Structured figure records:
## BEGIN
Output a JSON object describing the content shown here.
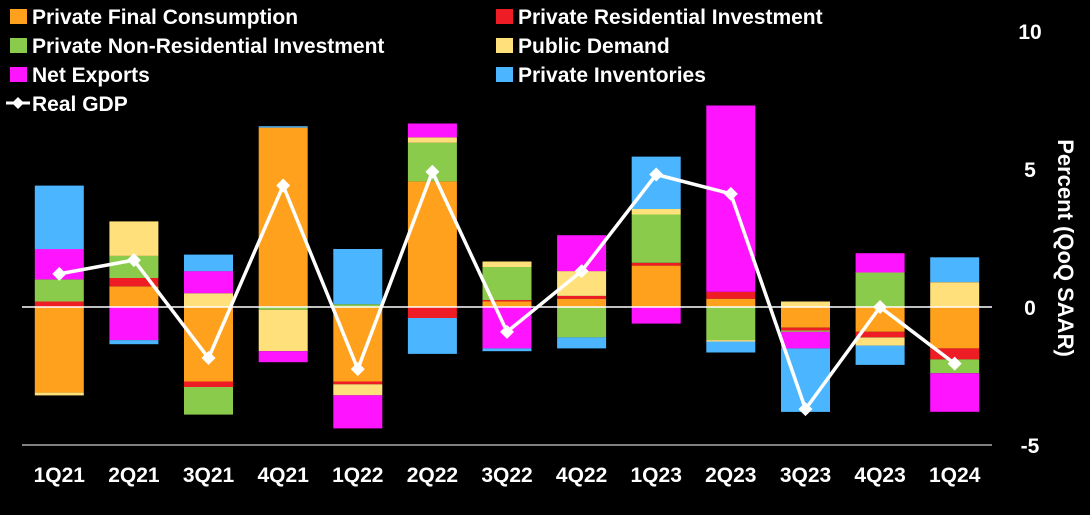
{
  "chart_data": {
    "type": "bar",
    "stacked": true,
    "title": "",
    "xlabel": "",
    "ylabel": "Percent (QoQ SAAR)",
    "ylim": [
      -5,
      10
    ],
    "yticks": [
      -5,
      0,
      5,
      10
    ],
    "y_axis_side": "right",
    "grid": false,
    "legend_position": "top-left",
    "categories": [
      "1Q21",
      "2Q21",
      "3Q21",
      "4Q21",
      "1Q22",
      "2Q22",
      "3Q22",
      "4Q22",
      "1Q23",
      "2Q23",
      "3Q23",
      "4Q23",
      "1Q24"
    ],
    "series": [
      {
        "name": "Private Final Consumption",
        "color": "#FFA11C",
        "values": [
          -3.1,
          0.75,
          -2.7,
          6.5,
          -2.7,
          4.55,
          0.2,
          0.3,
          1.5,
          0.3,
          -0.75,
          -0.9,
          -1.5
        ]
      },
      {
        "name": "Private Residential Investment",
        "color": "#EE1C25",
        "values": [
          0.2,
          0.3,
          -0.2,
          0.0,
          -0.1,
          -0.4,
          0.05,
          0.1,
          0.1,
          0.25,
          -0.1,
          -0.2,
          -0.4
        ]
      },
      {
        "name": "Private Non-Residential Investment",
        "color": "#8BCB4B",
        "values": [
          0.8,
          0.8,
          -1.0,
          -0.1,
          0.1,
          1.4,
          1.2,
          -1.1,
          1.75,
          -1.2,
          -0.05,
          1.25,
          -0.5
        ]
      },
      {
        "name": "Public Demand",
        "color": "#FFE07A",
        "values": [
          -0.1,
          1.25,
          0.5,
          -1.5,
          -0.4,
          0.2,
          0.2,
          0.9,
          0.2,
          -0.05,
          0.2,
          -0.3,
          0.9
        ]
      },
      {
        "name": "Net Exports",
        "color": "#FF14FF",
        "values": [
          1.1,
          -1.2,
          0.8,
          -0.4,
          -1.2,
          0.5,
          -1.5,
          1.3,
          -0.6,
          6.75,
          -0.6,
          0.7,
          -1.4
        ]
      },
      {
        "name": "Private Inventories",
        "color": "#4BB6FF",
        "values": [
          2.3,
          -0.15,
          0.6,
          0.05,
          2.0,
          -1.3,
          -0.1,
          -0.4,
          1.9,
          -0.4,
          -2.3,
          -0.7,
          0.9
        ]
      }
    ],
    "line_series": {
      "name": "Real GDP",
      "color": "#FFFFFF",
      "values": [
        1.2,
        1.7,
        -1.85,
        4.4,
        -2.25,
        4.9,
        -0.9,
        1.3,
        4.8,
        4.1,
        -3.7,
        0.0,
        -2.05
      ]
    }
  }
}
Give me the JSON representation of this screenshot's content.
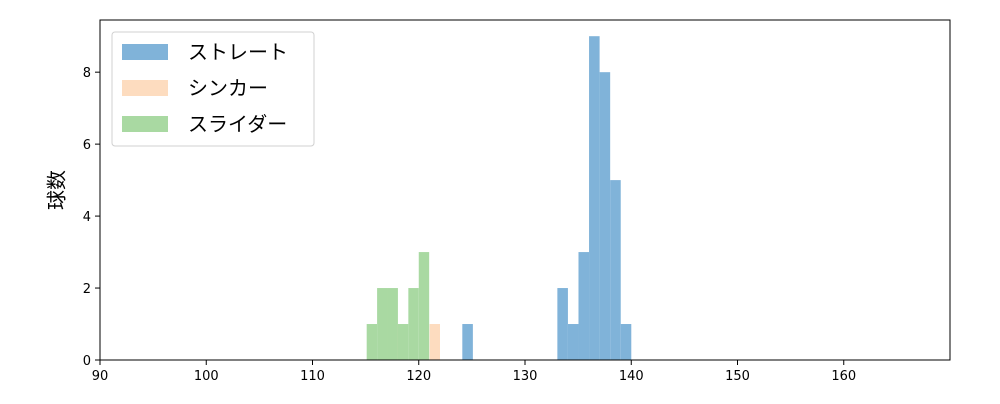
## END
What is needed: Copy each line in full and exactly, omitting any picture.

The reply:
Output a JSON object describing the content shown here.
{
  "chart_data": {
    "type": "bar",
    "stacked": true,
    "title": "",
    "xlabel": "",
    "ylabel": "Percent (QoQ SAAR)",
    "ylim": [
      -5,
      10
    ],
    "yticks": [
      -5,
      0,
      5,
      10
    ],
    "y_axis_side": "right",
    "grid": false,
    "legend_position": "top-left",
    "categories": [
      "1Q21",
      "2Q21",
      "3Q21",
      "4Q21",
      "1Q22",
      "2Q22",
      "3Q22",
      "4Q22",
      "1Q23",
      "2Q23",
      "3Q23",
      "4Q23",
      "1Q24"
    ],
    "series": [
      {
        "name": "Private Final Consumption",
        "color": "#FFA11C",
        "values": [
          -3.1,
          0.75,
          -2.7,
          6.5,
          -2.7,
          4.55,
          0.2,
          0.3,
          1.5,
          0.3,
          -0.75,
          -0.9,
          -1.5
        ]
      },
      {
        "name": "Private Residential Investment",
        "color": "#EE1C25",
        "values": [
          0.2,
          0.3,
          -0.2,
          0.0,
          -0.1,
          -0.4,
          0.05,
          0.1,
          0.1,
          0.25,
          -0.1,
          -0.2,
          -0.4
        ]
      },
      {
        "name": "Private Non-Residential Investment",
        "color": "#8BCB4B",
        "values": [
          0.8,
          0.8,
          -1.0,
          -0.1,
          0.1,
          1.4,
          1.2,
          -1.1,
          1.75,
          -1.2,
          -0.05,
          1.25,
          -0.5
        ]
      },
      {
        "name": "Public Demand",
        "color": "#FFE07A",
        "values": [
          -0.1,
          1.25,
          0.5,
          -1.5,
          -0.4,
          0.2,
          0.2,
          0.9,
          0.2,
          -0.05,
          0.2,
          -0.3,
          0.9
        ]
      },
      {
        "name": "Net Exports",
        "color": "#FF14FF",
        "values": [
          1.1,
          -1.2,
          0.8,
          -0.4,
          -1.2,
          0.5,
          -1.5,
          1.3,
          -0.6,
          6.75,
          -0.6,
          0.7,
          -1.4
        ]
      },
      {
        "name": "Private Inventories",
        "color": "#4BB6FF",
        "values": [
          2.3,
          -0.15,
          0.6,
          0.05,
          2.0,
          -1.3,
          -0.1,
          -0.4,
          1.9,
          -0.4,
          -2.3,
          -0.7,
          0.9
        ]
      }
    ],
    "line_series": {
      "name": "Real GDP",
      "color": "#FFFFFF",
      "values": [
        1.2,
        1.7,
        -1.85,
        4.4,
        -2.25,
        4.9,
        -0.9,
        1.3,
        4.8,
        4.1,
        -3.7,
        0.0,
        -2.05
      ]
    }
  }
}
Give me the JSON representation of this screenshot's content.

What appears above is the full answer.